TASK DESCRIPTION: Wherever the word "ylabel" turns up in a line of the entries, copy that line.

Figure record extracts

= = = = = = =

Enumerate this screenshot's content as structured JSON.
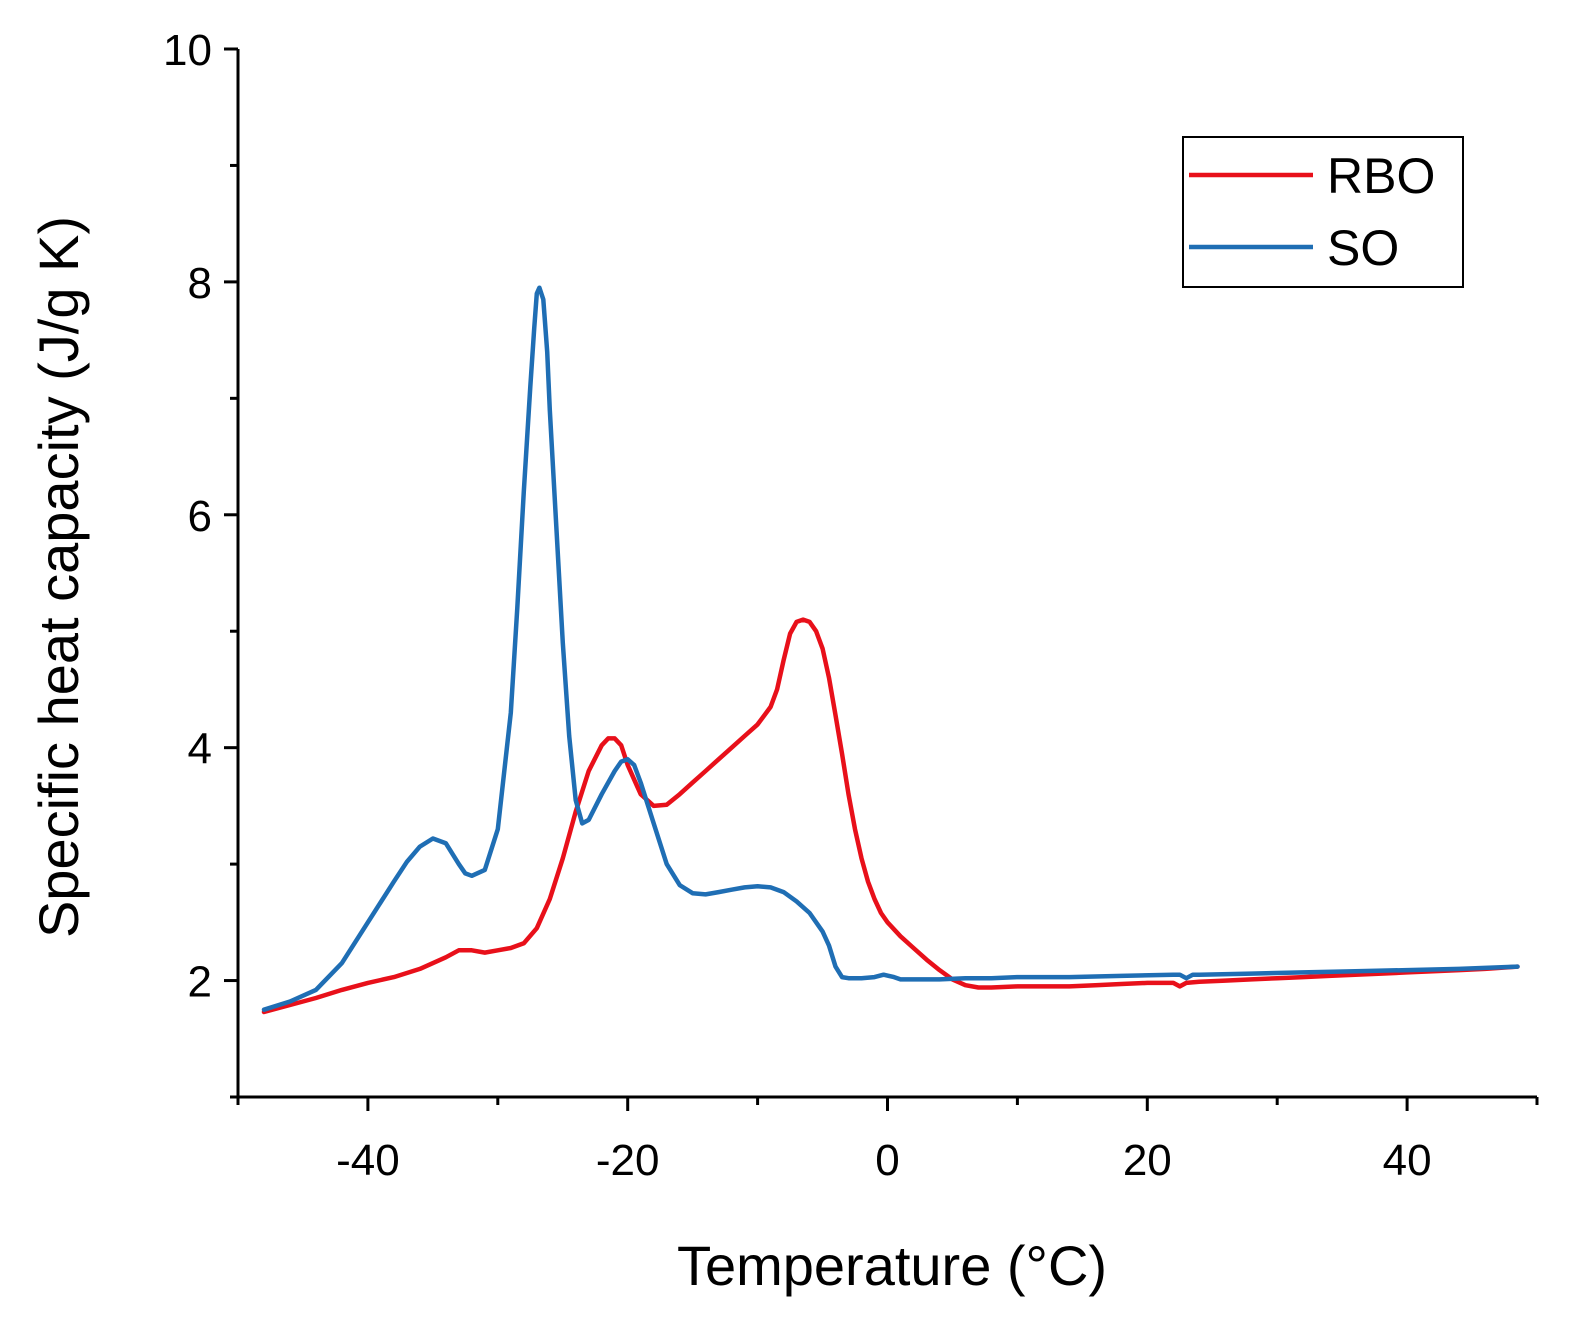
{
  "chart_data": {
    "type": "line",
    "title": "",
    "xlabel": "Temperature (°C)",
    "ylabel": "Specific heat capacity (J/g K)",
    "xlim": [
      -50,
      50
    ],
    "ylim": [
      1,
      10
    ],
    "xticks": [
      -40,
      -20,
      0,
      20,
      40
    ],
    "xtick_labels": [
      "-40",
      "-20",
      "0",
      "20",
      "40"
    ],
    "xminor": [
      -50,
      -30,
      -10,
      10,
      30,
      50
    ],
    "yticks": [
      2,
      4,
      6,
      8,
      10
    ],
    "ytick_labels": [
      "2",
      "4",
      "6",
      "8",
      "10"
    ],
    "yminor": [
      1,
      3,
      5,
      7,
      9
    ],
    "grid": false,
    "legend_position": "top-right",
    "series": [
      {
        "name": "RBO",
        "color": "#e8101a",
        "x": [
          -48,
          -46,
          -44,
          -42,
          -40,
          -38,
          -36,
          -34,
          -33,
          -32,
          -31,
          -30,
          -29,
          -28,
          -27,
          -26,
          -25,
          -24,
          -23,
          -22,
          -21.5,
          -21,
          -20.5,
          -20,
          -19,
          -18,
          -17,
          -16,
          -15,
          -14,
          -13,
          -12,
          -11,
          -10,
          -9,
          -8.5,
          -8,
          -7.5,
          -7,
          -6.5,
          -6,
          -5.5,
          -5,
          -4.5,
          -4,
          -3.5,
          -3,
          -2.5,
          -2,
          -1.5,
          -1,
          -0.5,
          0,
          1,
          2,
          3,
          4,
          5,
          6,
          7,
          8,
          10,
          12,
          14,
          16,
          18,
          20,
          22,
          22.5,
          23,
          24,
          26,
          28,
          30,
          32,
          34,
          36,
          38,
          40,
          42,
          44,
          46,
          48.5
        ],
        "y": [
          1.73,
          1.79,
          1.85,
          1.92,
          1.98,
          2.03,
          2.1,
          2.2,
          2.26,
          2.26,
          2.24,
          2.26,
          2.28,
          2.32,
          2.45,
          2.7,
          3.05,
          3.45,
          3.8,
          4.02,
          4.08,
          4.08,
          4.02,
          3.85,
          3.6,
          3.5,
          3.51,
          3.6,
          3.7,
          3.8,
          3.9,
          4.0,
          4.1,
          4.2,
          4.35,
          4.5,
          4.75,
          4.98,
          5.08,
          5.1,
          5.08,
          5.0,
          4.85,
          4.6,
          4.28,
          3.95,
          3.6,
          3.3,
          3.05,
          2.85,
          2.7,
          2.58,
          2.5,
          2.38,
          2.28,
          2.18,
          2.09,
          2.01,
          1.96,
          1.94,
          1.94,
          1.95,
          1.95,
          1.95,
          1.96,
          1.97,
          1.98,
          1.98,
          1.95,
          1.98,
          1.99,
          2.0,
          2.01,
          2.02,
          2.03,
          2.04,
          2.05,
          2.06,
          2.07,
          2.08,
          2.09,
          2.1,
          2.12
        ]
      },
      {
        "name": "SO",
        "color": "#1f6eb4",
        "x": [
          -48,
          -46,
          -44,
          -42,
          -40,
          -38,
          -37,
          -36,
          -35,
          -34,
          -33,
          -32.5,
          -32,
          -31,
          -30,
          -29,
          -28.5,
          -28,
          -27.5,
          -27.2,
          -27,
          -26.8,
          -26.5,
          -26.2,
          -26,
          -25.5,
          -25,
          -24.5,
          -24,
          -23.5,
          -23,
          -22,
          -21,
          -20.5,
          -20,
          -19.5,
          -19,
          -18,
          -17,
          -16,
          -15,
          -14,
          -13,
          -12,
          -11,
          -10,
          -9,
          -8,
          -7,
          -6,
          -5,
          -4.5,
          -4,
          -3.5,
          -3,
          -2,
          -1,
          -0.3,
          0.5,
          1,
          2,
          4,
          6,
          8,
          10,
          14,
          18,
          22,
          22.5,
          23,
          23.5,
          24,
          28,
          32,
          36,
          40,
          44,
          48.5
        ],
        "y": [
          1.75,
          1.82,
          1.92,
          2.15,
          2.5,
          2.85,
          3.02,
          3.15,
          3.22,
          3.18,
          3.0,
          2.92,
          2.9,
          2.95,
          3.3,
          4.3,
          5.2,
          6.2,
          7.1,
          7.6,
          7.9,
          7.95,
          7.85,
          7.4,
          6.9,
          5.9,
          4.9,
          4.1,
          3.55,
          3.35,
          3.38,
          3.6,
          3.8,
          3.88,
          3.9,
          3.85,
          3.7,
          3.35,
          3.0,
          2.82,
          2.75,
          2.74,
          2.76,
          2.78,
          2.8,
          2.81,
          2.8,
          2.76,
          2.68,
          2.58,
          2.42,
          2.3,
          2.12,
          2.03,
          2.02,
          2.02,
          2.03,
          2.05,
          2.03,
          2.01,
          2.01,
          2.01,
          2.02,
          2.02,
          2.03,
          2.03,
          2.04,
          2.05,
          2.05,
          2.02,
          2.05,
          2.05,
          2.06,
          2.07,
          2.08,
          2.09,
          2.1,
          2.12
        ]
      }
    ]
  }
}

= = = = = = =

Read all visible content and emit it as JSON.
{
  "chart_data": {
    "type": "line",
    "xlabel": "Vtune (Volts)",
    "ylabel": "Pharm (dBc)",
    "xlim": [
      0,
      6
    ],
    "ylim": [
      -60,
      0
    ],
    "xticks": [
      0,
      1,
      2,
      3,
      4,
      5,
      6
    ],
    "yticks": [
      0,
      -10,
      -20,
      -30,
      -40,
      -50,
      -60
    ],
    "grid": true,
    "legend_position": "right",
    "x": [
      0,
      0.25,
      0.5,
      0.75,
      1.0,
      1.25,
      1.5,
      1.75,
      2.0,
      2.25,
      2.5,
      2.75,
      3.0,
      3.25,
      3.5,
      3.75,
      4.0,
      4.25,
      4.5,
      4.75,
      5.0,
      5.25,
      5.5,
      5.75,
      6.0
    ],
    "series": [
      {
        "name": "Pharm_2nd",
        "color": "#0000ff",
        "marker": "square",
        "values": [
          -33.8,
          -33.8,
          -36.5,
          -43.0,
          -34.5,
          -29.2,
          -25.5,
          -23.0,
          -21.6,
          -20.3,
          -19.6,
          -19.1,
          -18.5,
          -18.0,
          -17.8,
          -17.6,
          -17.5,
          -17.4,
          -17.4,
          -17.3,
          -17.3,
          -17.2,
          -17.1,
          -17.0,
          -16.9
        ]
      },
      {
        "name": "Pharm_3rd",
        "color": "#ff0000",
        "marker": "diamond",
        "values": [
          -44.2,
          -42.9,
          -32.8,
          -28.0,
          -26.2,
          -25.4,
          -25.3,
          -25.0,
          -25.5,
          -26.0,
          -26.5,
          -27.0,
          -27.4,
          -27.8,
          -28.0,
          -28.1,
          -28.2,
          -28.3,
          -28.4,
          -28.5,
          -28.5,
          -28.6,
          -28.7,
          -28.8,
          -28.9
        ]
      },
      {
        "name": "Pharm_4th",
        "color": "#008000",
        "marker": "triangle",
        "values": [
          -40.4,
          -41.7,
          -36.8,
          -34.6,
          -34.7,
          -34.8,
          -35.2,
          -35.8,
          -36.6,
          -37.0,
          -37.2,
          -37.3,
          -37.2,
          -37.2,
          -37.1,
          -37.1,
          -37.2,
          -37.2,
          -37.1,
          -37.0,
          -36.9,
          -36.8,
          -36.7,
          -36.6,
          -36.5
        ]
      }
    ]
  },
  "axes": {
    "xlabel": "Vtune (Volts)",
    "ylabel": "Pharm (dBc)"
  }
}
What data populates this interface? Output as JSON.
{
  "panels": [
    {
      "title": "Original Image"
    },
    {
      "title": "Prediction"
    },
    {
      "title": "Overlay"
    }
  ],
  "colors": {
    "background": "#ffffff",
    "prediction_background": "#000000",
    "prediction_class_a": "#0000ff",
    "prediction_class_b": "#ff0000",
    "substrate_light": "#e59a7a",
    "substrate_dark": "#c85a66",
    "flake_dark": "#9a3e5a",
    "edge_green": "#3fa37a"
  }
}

= = = = = = =

RESULT FOR THIS EXERCISE:
    "ylabel": "Specific heat capacity (J/g K)",
    "ylabel": "Pharm (dBc)",
    "ylabel": "Pharm (dBc)"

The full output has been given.